─── DATASET EXCERPTS ───

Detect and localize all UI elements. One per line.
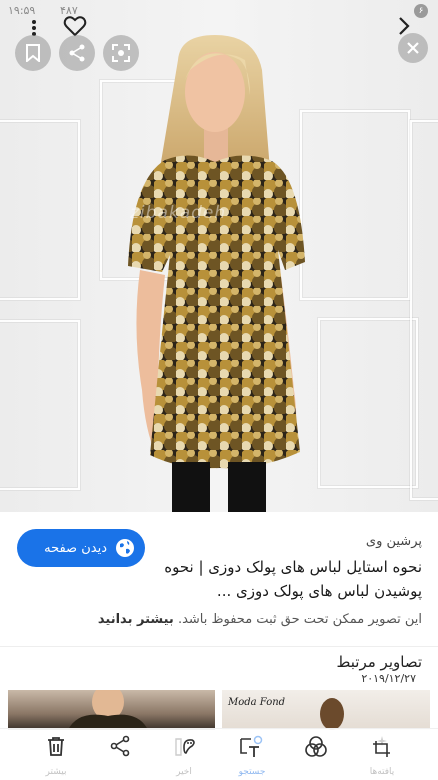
close-icon: [407, 42, 419, 54]
copyright-notice: این تصویر ممکن تحت حق ثبت محفوظ باشد. بی…: [98, 612, 422, 627]
related-thumbnail[interactable]: Moda Fond: [222, 690, 430, 730]
toolbar-text[interactable]: جستجو: [232, 733, 272, 777]
thumbnail-figure: [320, 698, 344, 730]
share-icon: [69, 44, 85, 62]
circles-icon: [305, 736, 327, 757]
source-name[interactable]: پرشین وی: [366, 534, 422, 549]
toolbar-delete[interactable]: بیشتر: [36, 733, 76, 777]
close-button[interactable]: [398, 33, 428, 63]
learn-more-link[interactable]: بیشتر بدانید: [98, 612, 174, 627]
related-date: ۲۰۱۹/۱۲/۲۷: [361, 672, 416, 685]
toolbar-label: یافته‌ها: [369, 767, 395, 777]
toolbar-share[interactable]: [100, 733, 140, 777]
image-title[interactable]: نحوه استایل لباس های پولک دوزی | نحوه پو…: [152, 555, 422, 603]
bookmark-button[interactable]: [15, 35, 51, 71]
lens-icon: [112, 44, 130, 62]
status-badge: ۶: [414, 4, 428, 18]
image-viewer[interactable]: zibakadeh ۱۹:۵۹ ۴۸۷ ۶: [0, 0, 438, 512]
share-button[interactable]: [59, 35, 95, 71]
visit-page-label: دیدن صفحه: [44, 540, 107, 556]
toolbar-label: بیشتر: [45, 767, 67, 777]
toolbar-filter[interactable]: [296, 733, 336, 777]
trash-icon: [48, 737, 64, 756]
photo-subject: [128, 35, 305, 512]
copyright-text: این تصویر ممکن تحت حق ثبت محفوظ باشد.: [177, 612, 422, 627]
toolbar-label: اخیر: [176, 767, 192, 777]
lens-button[interactable]: [103, 35, 139, 71]
related-thumbnail[interactable]: [8, 690, 215, 730]
related-images-title: تصاویر مرتبط: [336, 653, 422, 671]
status-time: ۱۹:۵۹: [8, 4, 36, 17]
thumbnail-figure: [68, 690, 148, 730]
palette-icon: [175, 738, 195, 756]
visit-page-button[interactable]: دیدن صفحه: [17, 529, 145, 567]
watermark: zibakadeh: [130, 203, 227, 223]
globe-icon: [116, 539, 134, 557]
bookmark-icon: [26, 44, 40, 62]
toolbar-edit[interactable]: اخیر: [164, 733, 204, 777]
toolbar-crop[interactable]: یافته‌ها: [362, 733, 402, 777]
bottom-toolbar: بیشتر اخیر جستجو: [0, 728, 438, 780]
text-select-icon: [240, 735, 263, 757]
toolbar-label: جستجو: [238, 767, 266, 777]
divider: [0, 646, 438, 647]
share-icon: [110, 735, 130, 757]
crop-icon: [373, 736, 390, 757]
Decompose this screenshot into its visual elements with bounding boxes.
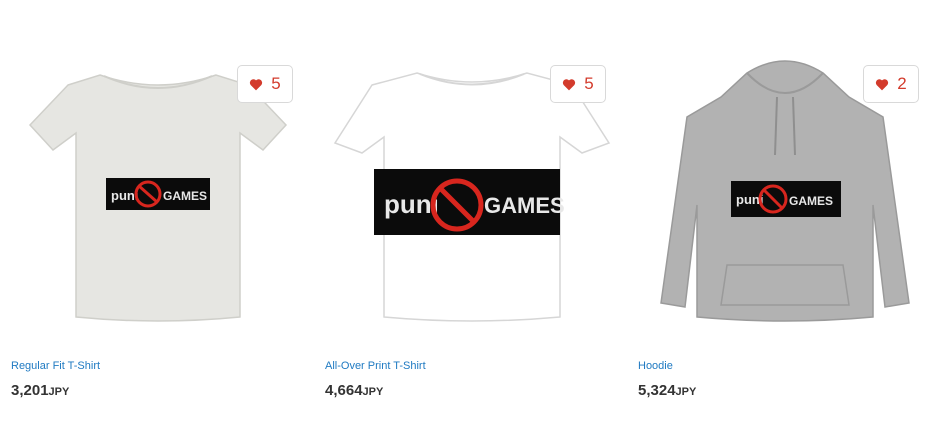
product-card[interactable]: puni GAMES 5 Regular Fit T-Shirt 3,201JP… — [8, 55, 308, 415]
heart-icon — [250, 78, 263, 90]
svg-text:puni: puni — [111, 188, 138, 203]
like-count: 2 — [897, 74, 907, 93]
product-price: 3,201JPY — [11, 382, 69, 400]
product-price: 4,664JPY — [325, 382, 383, 400]
svg-text:GAMES: GAMES — [789, 194, 833, 208]
price-currency: JPY — [362, 386, 384, 398]
like-button[interactable]: 5 — [550, 65, 606, 103]
like-count: 5 — [584, 74, 594, 93]
product-name-link[interactable]: Regular Fit T-Shirt — [11, 360, 100, 372]
price-amount: 3,201 — [11, 382, 49, 399]
product-name-link[interactable]: All-Over Print T-Shirt — [325, 360, 426, 372]
puni-games-print: puni GAMES — [374, 169, 565, 235]
heart-icon — [563, 78, 576, 90]
like-button[interactable]: 2 — [863, 65, 919, 103]
price-amount: 4,664 — [325, 382, 363, 399]
puni-games-print: puni GAMES — [731, 181, 841, 217]
like-button[interactable]: 5 — [237, 65, 293, 103]
like-count: 5 — [271, 74, 281, 93]
product-name-link[interactable]: Hoodie — [638, 360, 673, 372]
svg-text:GAMES: GAMES — [163, 189, 207, 203]
price-currency: JPY — [48, 386, 70, 398]
product-card[interactable]: puni GAMES 2 Hoodie 5,324JPY — [635, 55, 929, 415]
product-card[interactable]: puni GAMES 5 All-Over Print T-Shirt 4,66… — [322, 55, 622, 415]
product-price: 5,324JPY — [638, 382, 696, 400]
svg-text:GAMES: GAMES — [484, 193, 565, 218]
price-amount: 5,324 — [638, 382, 676, 399]
heart-icon — [876, 78, 889, 90]
price-currency: JPY — [675, 386, 697, 398]
puni-games-print: puni GAMES — [106, 178, 210, 210]
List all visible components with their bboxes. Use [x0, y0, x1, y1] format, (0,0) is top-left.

───

Edit the records above by writing out all of their lines again with every "toolbar-label" changed to "toolbar-caption" and nothing else altered. Leave out the pictures.

• _THE SOLUTION_
Detect and localize all UI elements. One per line.
close-icon: [407, 42, 419, 54]
copyright-notice: این تصویر ممکن تحت حق ثبت محفوظ باشد. بی…: [98, 612, 422, 627]
related-thumbnail[interactable]: Moda Fond: [222, 690, 430, 730]
toolbar-text[interactable]: جستجو: [232, 733, 272, 777]
thumbnail-figure: [320, 698, 344, 730]
share-icon: [69, 44, 85, 62]
circles-icon: [305, 736, 327, 757]
source-name[interactable]: پرشین وی: [366, 534, 422, 549]
toolbar-delete[interactable]: بیشتر: [36, 733, 76, 777]
close-button[interactable]: [398, 33, 428, 63]
learn-more-link[interactable]: بیشتر بدانید: [98, 612, 174, 627]
related-date: ۲۰۱۹/۱۲/۲۷: [361, 672, 416, 685]
toolbar-caption: یافته‌ها: [369, 767, 395, 777]
toolbar-share[interactable]: [100, 733, 140, 777]
image-title[interactable]: نحوه استایل لباس های پولک دوزی | نحوه پو…: [152, 555, 422, 603]
bookmark-button[interactable]: [15, 35, 51, 71]
lens-icon: [112, 44, 130, 62]
status-badge: ۶: [414, 4, 428, 18]
image-viewer[interactable]: zibakadeh ۱۹:۵۹ ۴۸۷ ۶: [0, 0, 438, 512]
share-button[interactable]: [59, 35, 95, 71]
visit-page-label: دیدن صفحه: [44, 540, 107, 556]
toolbar-caption: بیشتر: [45, 767, 67, 777]
toolbar-filter[interactable]: [296, 733, 336, 777]
trash-icon: [48, 737, 64, 756]
photo-subject: [128, 35, 305, 512]
copyright-text: این تصویر ممکن تحت حق ثبت محفوظ باشد.: [177, 612, 422, 627]
toolbar-caption: اخیر: [176, 767, 192, 777]
lens-button[interactable]: [103, 35, 139, 71]
related-thumbnail[interactable]: [8, 690, 215, 730]
related-images-title: تصاویر مرتبط: [336, 653, 422, 671]
status-time: ۱۹:۵۹: [8, 4, 36, 17]
thumbnail-figure: [68, 690, 148, 730]
palette-icon: [175, 738, 195, 756]
visit-page-button[interactable]: دیدن صفحه: [17, 529, 145, 567]
watermark: zibakadeh: [130, 203, 227, 223]
globe-icon: [116, 539, 134, 557]
bookmark-icon: [26, 44, 40, 62]
toolbar-edit[interactable]: اخیر: [164, 733, 204, 777]
toolbar-crop[interactable]: یافته‌ها: [362, 733, 402, 777]
bottom-toolbar: بیشتر اخیر جستجو: [0, 728, 438, 780]
text-select-icon: [240, 735, 263, 757]
toolbar-caption: جستجو: [238, 767, 266, 777]
divider: [0, 646, 438, 647]
share-icon: [110, 735, 130, 757]
crop-icon: [373, 736, 390, 757]
Decompose this screenshot into its visual elements with bounding boxes.
product-card[interactable]: puni GAMES 5 Regular Fit T-Shirt 3,201JP… — [8, 55, 308, 415]
heart-icon — [250, 78, 263, 90]
svg-text:puni: puni — [111, 188, 138, 203]
like-count: 2 — [897, 74, 907, 93]
product-price: 3,201JPY — [11, 382, 69, 400]
product-price: 4,664JPY — [325, 382, 383, 400]
svg-text:GAMES: GAMES — [789, 194, 833, 208]
price-currency: JPY — [362, 386, 384, 398]
like-button[interactable]: 5 — [550, 65, 606, 103]
like-count: 5 — [584, 74, 594, 93]
product-name-link[interactable]: Regular Fit T-Shirt — [11, 360, 100, 372]
price-amount: 3,201 — [11, 382, 49, 399]
product-name-link[interactable]: All-Over Print T-Shirt — [325, 360, 426, 372]
puni-games-print: puni GAMES — [374, 169, 565, 235]
heart-icon — [563, 78, 576, 90]
like-button[interactable]: 2 — [863, 65, 919, 103]
price-amount: 4,664 — [325, 382, 363, 399]
puni-games-print: puni GAMES — [731, 181, 841, 217]
like-button[interactable]: 5 — [237, 65, 293, 103]
like-count: 5 — [271, 74, 281, 93]
product-name-link[interactable]: Hoodie — [638, 360, 673, 372]
svg-text:GAMES: GAMES — [163, 189, 207, 203]
price-currency: JPY — [48, 386, 70, 398]
product-card[interactable]: puni GAMES 2 Hoodie 5,324JPY — [635, 55, 929, 415]
product-card[interactable]: puni GAMES 5 All-Over Print T-Shirt 4,66… — [322, 55, 622, 415]
product-price: 5,324JPY — [638, 382, 696, 400]
svg-text:GAMES: GAMES — [484, 193, 565, 218]
price-amount: 5,324 — [638, 382, 676, 399]
heart-icon — [876, 78, 889, 90]
price-currency: JPY — [675, 386, 697, 398]
puni-games-print: puni GAMES — [106, 178, 210, 210]
List all visible components with their bboxes. Use [x0, y0, x1, y1] format, (0,0) is top-left.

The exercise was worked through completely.